*Written task:* Will you write out all the entries below exactly?

*Exercise input:*
BEGIN

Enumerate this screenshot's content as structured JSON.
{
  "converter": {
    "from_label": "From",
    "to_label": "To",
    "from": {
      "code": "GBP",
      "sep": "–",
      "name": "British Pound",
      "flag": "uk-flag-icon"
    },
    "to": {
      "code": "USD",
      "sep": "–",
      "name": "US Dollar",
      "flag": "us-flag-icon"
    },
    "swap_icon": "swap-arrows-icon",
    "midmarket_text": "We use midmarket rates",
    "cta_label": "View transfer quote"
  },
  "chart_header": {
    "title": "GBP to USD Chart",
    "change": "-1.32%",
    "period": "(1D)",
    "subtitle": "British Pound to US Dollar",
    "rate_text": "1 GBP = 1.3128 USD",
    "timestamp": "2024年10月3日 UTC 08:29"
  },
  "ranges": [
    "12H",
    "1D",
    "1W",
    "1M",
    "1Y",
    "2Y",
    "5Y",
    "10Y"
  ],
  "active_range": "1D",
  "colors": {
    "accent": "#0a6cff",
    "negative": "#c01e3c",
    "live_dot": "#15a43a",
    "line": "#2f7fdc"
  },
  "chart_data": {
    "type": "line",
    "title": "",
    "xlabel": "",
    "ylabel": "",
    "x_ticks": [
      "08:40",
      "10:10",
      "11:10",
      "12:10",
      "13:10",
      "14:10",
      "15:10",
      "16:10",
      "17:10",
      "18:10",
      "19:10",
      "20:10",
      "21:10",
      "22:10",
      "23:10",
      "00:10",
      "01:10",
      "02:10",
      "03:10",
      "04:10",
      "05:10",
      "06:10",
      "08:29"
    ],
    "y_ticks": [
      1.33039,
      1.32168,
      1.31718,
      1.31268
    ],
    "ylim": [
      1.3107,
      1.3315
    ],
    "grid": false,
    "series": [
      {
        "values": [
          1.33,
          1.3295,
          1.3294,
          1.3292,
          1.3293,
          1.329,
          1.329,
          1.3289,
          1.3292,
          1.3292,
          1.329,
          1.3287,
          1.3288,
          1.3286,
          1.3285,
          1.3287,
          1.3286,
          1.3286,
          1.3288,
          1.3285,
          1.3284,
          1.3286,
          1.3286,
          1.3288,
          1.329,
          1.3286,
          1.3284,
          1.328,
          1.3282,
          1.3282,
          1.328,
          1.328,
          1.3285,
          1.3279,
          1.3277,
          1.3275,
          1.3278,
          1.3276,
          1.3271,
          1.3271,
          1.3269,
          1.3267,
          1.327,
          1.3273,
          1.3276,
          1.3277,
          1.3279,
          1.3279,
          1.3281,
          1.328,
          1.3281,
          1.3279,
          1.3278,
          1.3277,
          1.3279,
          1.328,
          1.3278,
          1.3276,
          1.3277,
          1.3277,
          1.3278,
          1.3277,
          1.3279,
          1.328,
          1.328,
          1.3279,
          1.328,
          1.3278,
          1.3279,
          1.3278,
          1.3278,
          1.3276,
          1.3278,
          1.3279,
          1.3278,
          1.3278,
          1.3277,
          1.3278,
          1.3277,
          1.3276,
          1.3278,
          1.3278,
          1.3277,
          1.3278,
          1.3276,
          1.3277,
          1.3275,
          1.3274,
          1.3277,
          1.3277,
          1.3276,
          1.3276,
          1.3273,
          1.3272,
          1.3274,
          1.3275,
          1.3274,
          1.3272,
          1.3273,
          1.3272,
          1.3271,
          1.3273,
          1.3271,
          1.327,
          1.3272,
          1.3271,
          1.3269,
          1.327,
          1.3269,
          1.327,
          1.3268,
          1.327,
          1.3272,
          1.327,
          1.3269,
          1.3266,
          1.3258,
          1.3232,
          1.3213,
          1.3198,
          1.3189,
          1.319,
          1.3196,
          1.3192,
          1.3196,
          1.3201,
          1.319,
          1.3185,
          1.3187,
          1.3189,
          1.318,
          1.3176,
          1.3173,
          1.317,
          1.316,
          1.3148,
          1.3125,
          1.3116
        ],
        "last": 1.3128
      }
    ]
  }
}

END

*Expected answer:*
Enumerate this screenshot's content as structured JSON.
{
  "converter": {
    "from_label": "From",
    "to_label": "To",
    "from": {
      "code": "GBP",
      "sep": "–",
      "name": "British Pound",
      "flag": "uk-flag-icon"
    },
    "to": {
      "code": "USD",
      "sep": "–",
      "name": "US Dollar",
      "flag": "us-flag-icon"
    },
    "swap_icon": "swap-arrows-icon",
    "midmarket_text": "We use midmarket rates",
    "cta_label": "View transfer quote"
  },
  "chart_header": {
    "title": "GBP to USD Chart",
    "change": "-1.32%",
    "period": "(1D)",
    "subtitle": "British Pound to US Dollar",
    "rate_text": "1 GBP = 1.3128 USD",
    "timestamp": "2024年10月3日 UTC 08:29"
  },
  "ranges": [
    "12H",
    "1D",
    "1W",
    "1M",
    "1Y",
    "2Y",
    "5Y",
    "10Y"
  ],
  "active_range": "1D",
  "colors": {
    "accent": "#0a6cff",
    "negative": "#c01e3c",
    "live_dot": "#15a43a",
    "line": "#2f7fdc"
  },
  "chart_data": {
    "type": "line",
    "title": "",
    "xlabel": "",
    "ylabel": "",
    "x_ticks": [
      "08:40",
      "10:10",
      "11:10",
      "12:10",
      "13:10",
      "14:10",
      "15:10",
      "16:10",
      "17:10",
      "18:10",
      "19:10",
      "20:10",
      "21:10",
      "22:10",
      "23:10",
      "00:10",
      "01:10",
      "02:10",
      "03:10",
      "04:10",
      "05:10",
      "06:10",
      "08:29"
    ],
    "y_ticks": [
      1.33039,
      1.32168,
      1.31718,
      1.31268
    ],
    "ylim": [
      1.3107,
      1.3315
    ],
    "grid": false,
    "series": [
      {
        "values": [
          1.33,
          1.3295,
          1.3294,
          1.3292,
          1.3293,
          1.329,
          1.329,
          1.3289,
          1.3292,
          1.3292,
          1.329,
          1.3287,
          1.3288,
          1.3286,
          1.3285,
          1.3287,
          1.3286,
          1.3286,
          1.3288,
          1.3285,
          1.3284,
          1.3286,
          1.3286,
          1.3288,
          1.329,
          1.3286,
          1.3284,
          1.328,
          1.3282,
          1.3282,
          1.328,
          1.328,
          1.3285,
          1.3279,
          1.3277,
          1.3275,
          1.3278,
          1.3276,
          1.3271,
          1.3271,
          1.3269,
          1.3267,
          1.327,
          1.3273,
          1.3276,
          1.3277,
          1.3279,
          1.3279,
          1.3281,
          1.328,
          1.3281,
          1.3279,
          1.3278,
          1.3277,
          1.3279,
          1.328,
          1.3278,
          1.3276,
          1.3277,
          1.3277,
          1.3278,
          1.3277,
          1.3279,
          1.328,
          1.328,
          1.3279,
          1.328,
          1.3278,
          1.3279,
          1.3278,
          1.3278,
          1.3276,
          1.3278,
          1.3279,
          1.3278,
          1.3278,
          1.3277,
          1.3278,
          1.3277,
          1.3276,
          1.3278,
          1.3278,
          1.3277,
          1.3278,
          1.3276,
          1.3277,
          1.3275,
          1.3274,
          1.3277,
          1.3277,
          1.3276,
          1.3276,
          1.3273,
          1.3272,
          1.3274,
          1.3275,
          1.3274,
          1.3272,
          1.3273,
          1.3272,
          1.3271,
          1.3273,
          1.3271,
          1.327,
          1.3272,
          1.3271,
          1.3269,
          1.327,
          1.3269,
          1.327,
          1.3268,
          1.327,
          1.3272,
          1.327,
          1.3269,
          1.3266,
          1.3258,
          1.3232,
          1.3213,
          1.3198,
          1.3189,
          1.319,
          1.3196,
          1.3192,
          1.3196,
          1.3201,
          1.319,
          1.3185,
          1.3187,
          1.3189,
          1.318,
          1.3176,
          1.3173,
          1.317,
          1.316,
          1.3148,
          1.3125,
          1.3116
        ],
        "last": 1.3128
      }
    ]
  }
}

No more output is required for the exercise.